*Problem requirements*: Below are some records. Pull every line that contains the word "акционерного".

[BEGIN Records to process]

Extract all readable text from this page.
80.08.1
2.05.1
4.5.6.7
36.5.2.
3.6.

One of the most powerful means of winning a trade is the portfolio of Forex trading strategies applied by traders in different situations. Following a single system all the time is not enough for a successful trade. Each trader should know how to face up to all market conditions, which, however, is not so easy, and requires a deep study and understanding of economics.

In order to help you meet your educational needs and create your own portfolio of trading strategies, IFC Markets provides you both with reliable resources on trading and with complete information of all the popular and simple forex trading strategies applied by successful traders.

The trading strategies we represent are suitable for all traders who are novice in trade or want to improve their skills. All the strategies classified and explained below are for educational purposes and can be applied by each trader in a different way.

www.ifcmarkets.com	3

[END Records to process]
[BEGIN Records to process]

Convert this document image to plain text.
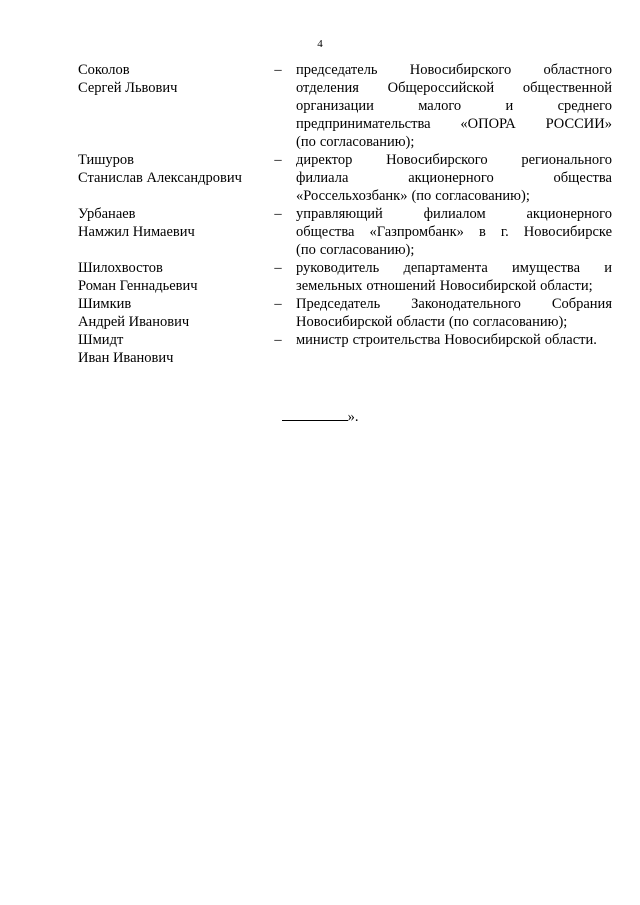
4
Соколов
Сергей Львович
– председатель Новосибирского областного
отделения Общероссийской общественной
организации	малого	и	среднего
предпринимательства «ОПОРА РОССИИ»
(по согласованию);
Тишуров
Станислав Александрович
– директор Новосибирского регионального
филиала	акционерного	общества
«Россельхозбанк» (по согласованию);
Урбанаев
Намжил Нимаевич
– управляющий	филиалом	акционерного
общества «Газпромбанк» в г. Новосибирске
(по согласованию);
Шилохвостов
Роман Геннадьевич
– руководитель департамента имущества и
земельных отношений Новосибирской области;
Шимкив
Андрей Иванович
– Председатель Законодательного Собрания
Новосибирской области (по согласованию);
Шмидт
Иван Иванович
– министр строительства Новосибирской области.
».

[END Records to process]

*Written answer*:
филиала	акционерного	общества
– управляющий	филиалом	акционерного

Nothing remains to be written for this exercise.